---------- DATA SHOWN

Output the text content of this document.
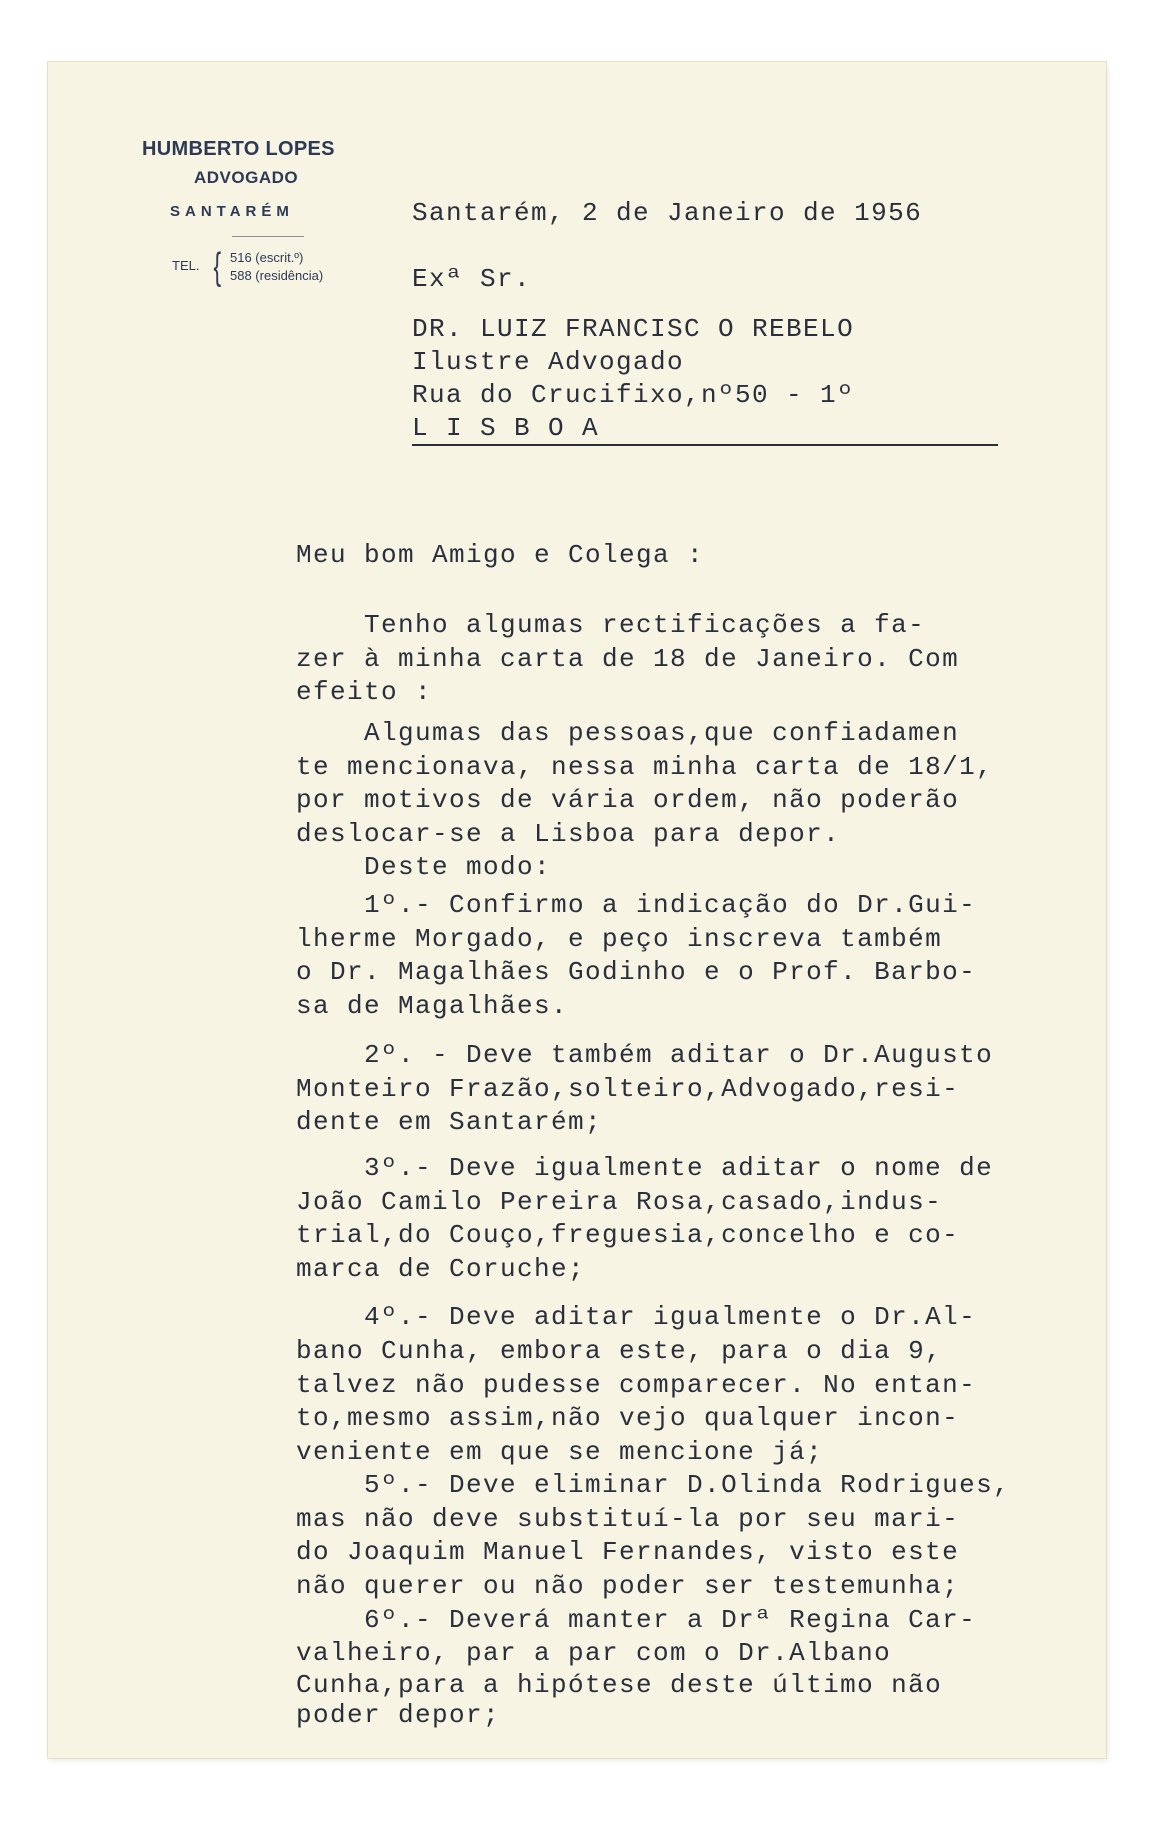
HUMBERTO LOPES
ADVOGADO
SANTARÉM
TEL. { 516 (escrit.º)
588 (residência)
Santarém, 2 de Janeiro de 1956
Exª Sr.
DR. LUIZ FRANCISC O REBELO
Ilustre Advogado
Rua do Crucifixo,nº50 - 1º
L I S B O A
Meu bom Amigo e Colega :
Tenho algumas rectificações a fa-
zer à minha carta de 18 de Janeiro. Com
efeito :
Algumas das pessoas,que confiadamen
te mencionava, nessa minha carta de 18/1,
por motivos de vária ordem, não poderão
deslocar-se a Lisboa para depor.
Deste modo:
1º.- Confirmo a indicação do Dr.Gui-
lherme Morgado, e peço inscreva também
o Dr. Magalhães Godinho e o Prof. Barbo-
sa de Magalhães.
2º. - Deve também aditar o Dr.Augusto
Monteiro Frazão,solteiro,Advogado,resi-
dente em Santarém;
3º.- Deve igualmente aditar o nome de
João Camilo Pereira Rosa,casado,indus-
trial,do Couço,freguesia,concelho e co-
marca de Coruche;
4º.- Deve aditar igualmente o Dr.Al-
bano Cunha, embora este, para o dia 9,
talvez não pudesse comparecer. No entan-
to,mesmo assim,não vejo qualquer incon-
veniente em que se mencione já;
5º.- Deve eliminar D.Olinda Rodrigues,
mas não deve substituí-la por seu mari-
do Joaquim Manuel Fernandes, visto este
não querer ou não poder ser testemunha;
6º.- Deverá manter a Drª Regina Car-
valheiro, par a par com o Dr.Albano
Cunha,para a hipótese deste último não
poder depor;
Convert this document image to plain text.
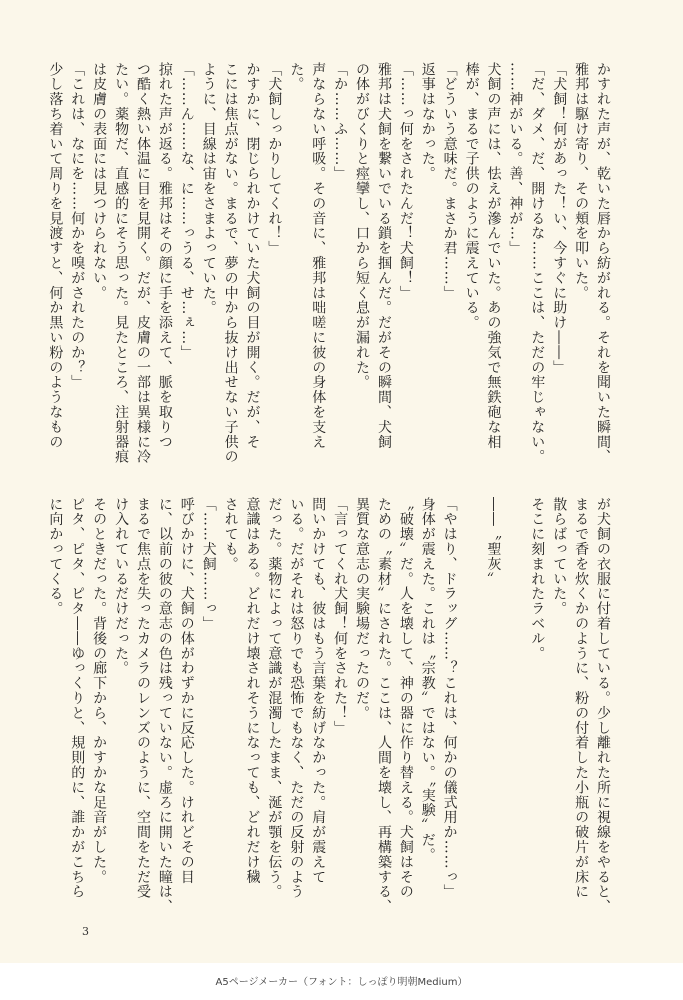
かすれた声が、乾いた唇から紡がれる。それを聞いた瞬間、
雅邦は駆け寄り、その頬を叩いた。
「犬飼！何があった！い、今すぐに助け――」
「だ、ダメ、だ、開けるな……ここは、ただの牢じゃない。
……神がいる。善、神が…」
犬飼の声には、怯えが滲んでいた。あの強気で無鉄砲な相
棒が、まるで子供のように震えている。
「どういう意味だ。まさか君……」
返事はなかった。
「……っ何をされたんだ！犬飼！」
雅邦は犬飼を繋いでいる鎖を掴んだ。だがその瞬間、犬飼
の体がびくりと痙攣し、口から短く息が漏れた。
「か……ふ……」
声ならない呼吸。その音に、雅邦は咄嗟に彼の身体を支え
た。
「犬飼しっかりしてくれ！」
かすかに、閉じられかけていた犬飼の目が開く。だが、そ
こには焦点がない。まるで、夢の中から抜け出せない子供の
ように、目線は宙をさまよっていた。
「……ん……な、に……っうる、せ…ぇ…」
掠れた声が返る。雅邦はその顔に手を添えて、脈を取りつ
つ酷く熱い体温に目を見開く。だが、皮膚の一部は異様に冷
たい。薬物だ、直感的にそう思った。見たところ、注射器痕
は皮膚の表面には見つけられない。
「これは、なにを……何かを嗅がされたのか？」
少し落ち着いて周りを見渡すと、何か黒い粉のようなもの
が犬飼の衣服に付着している。少し離れた所に視線をやると、
まるで香を炊くかのように、粉の付着した小瓶の破片が床に
散らばっていた。
そこに刻まれたラベル。

――〝聖灰〟

「やはり、ドラッグ……？これは、何かの儀式用か……っ」
身体が震えた。これは〝宗教〟ではない。〝実験〟だ。
〝破壊〟だ。人を壊して、神の器に作り替える。犬飼はその
ための〝素材〟にされた。ここは、人間を壊し、再構築する、
異質な意志の実験場だったのだ。
「言ってくれ犬飼！何をされた！」
問いかけても、彼はもう言葉を紡げなかった。肩が震えて
いる。だがそれは怒りでも恐怖でもなく、ただの反射のよう
だった。薬物によって意識が混濁したまま、涎が顎を伝う。
意識はある。どれだけ壊されそうになっても、どれだけ穢
されても。
「……犬飼……っ」
呼びかけに、犬飼の体がわずかに反応した。けれどその目
に、以前の彼の意志の色は残っていない。虚ろに開いた瞳は、
まるで焦点を失ったカメラのレンズのように、空間をただ受
け入れているだけだった。
そのときだった。背後の廊下から、かすかな足音がした。
ピタ、ピタ、ピタ――ゆっくりと、規則的に、誰かがこちら
に向かってくる。
3
A5ページメーカー（フォント：しっぽり明朝Medium）
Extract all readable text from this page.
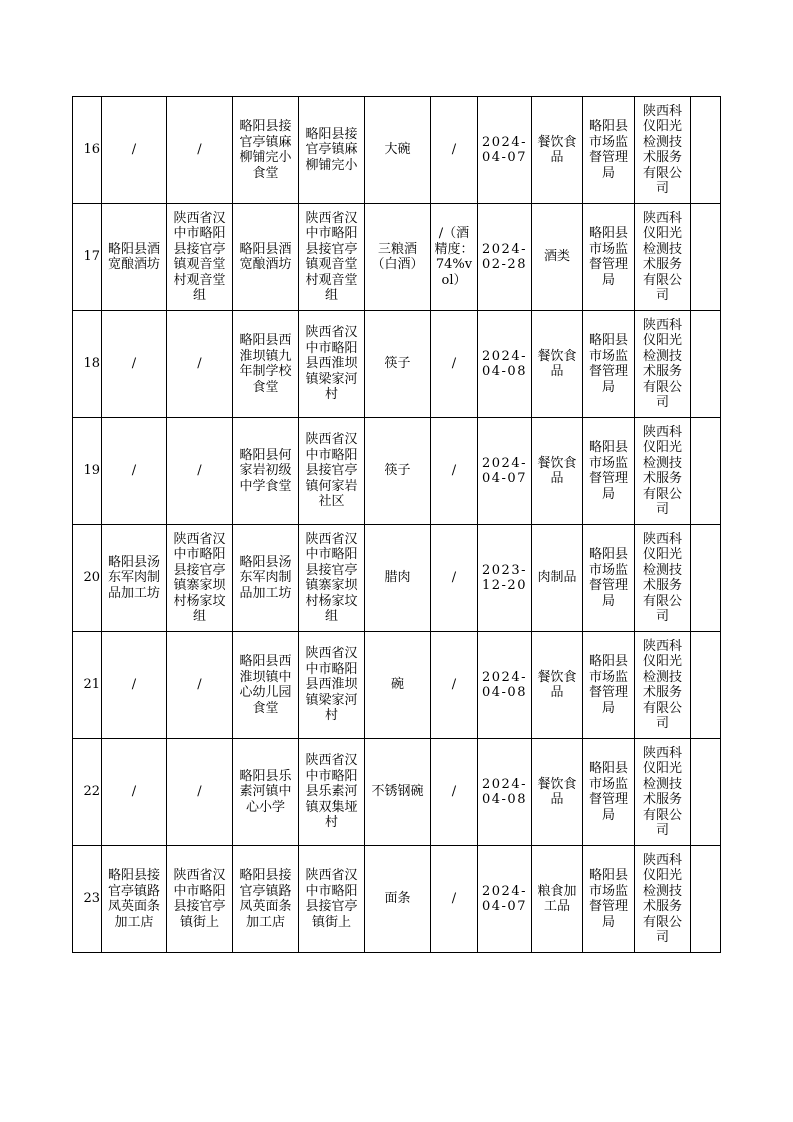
16	/	/	略阳县接官亭镇麻柳铺完小食堂	略阳县接官亭镇麻柳铺完小	大碗	/	2024-04-07	餐饮食品	略阳县市场监督管理局	陕西科仪阳光检测技术服务有限公司	
17	略阳县酒宽酿酒坊	陕西省汉中市略阳县接官亭镇观音堂村观音堂组	略阳县酒宽酿酒坊	陕西省汉中市略阳县接官亭镇观音堂村观音堂组	三粮酒（白酒）	/（酒精度：74%vol）	2024-02-28	酒类	略阳县市场监督管理局	陕西科仪阳光检测技术服务有限公司	
18	/	/	略阳县西淮坝镇九年制学校食堂	陕西省汉中市略阳县西淮坝镇梁家河村	筷子	/	2024-04-08	餐饮食品	略阳县市场监督管理局	陕西科仪阳光检测技术服务有限公司	
19	/	/	略阳县何家岩初级中学食堂	陕西省汉中市略阳县接官亭镇何家岩社区	筷子	/	2024-04-07	餐饮食品	略阳县市场监督管理局	陕西科仪阳光检测技术服务有限公司	
20	略阳县汤东军肉制品加工坊	陕西省汉中市略阳县接官亭镇寨家坝村杨家坟组	略阳县汤东军肉制品加工坊	陕西省汉中市略阳县接官亭镇寨家坝村杨家坟组	腊肉	/	2023-12-20	肉制品	略阳县市场监督管理局	陕西科仪阳光检测技术服务有限公司	
21	/	/	略阳县西淮坝镇中心幼儿园食堂	陕西省汉中市略阳县西淮坝镇梁家河村	碗	/	2024-04-08	餐饮食品	略阳县市场监督管理局	陕西科仪阳光检测技术服务有限公司	
22	/	/	略阳县乐素河镇中心小学	陕西省汉中市略阳县乐素河镇双集垭村	不锈钢碗	/	2024-04-08	餐饮食品	略阳县市场监督管理局	陕西科仪阳光检测技术服务有限公司	
23	略阳县接官亭镇路凤英面条加工店	陕西省汉中市略阳县接官亭镇街上	略阳县接官亭镇路凤英面条加工店	陕西省汉中市略阳县接官亭镇街上	面条	/	2024-04-07	粮食加工品	略阳县市场监督管理局	陕西科仪阳光检测技术服务有限公司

--------------------

GOAL: Check every line in the material above for the string "document", then give only the number of lines that have it.

TASK SOLUTION: 2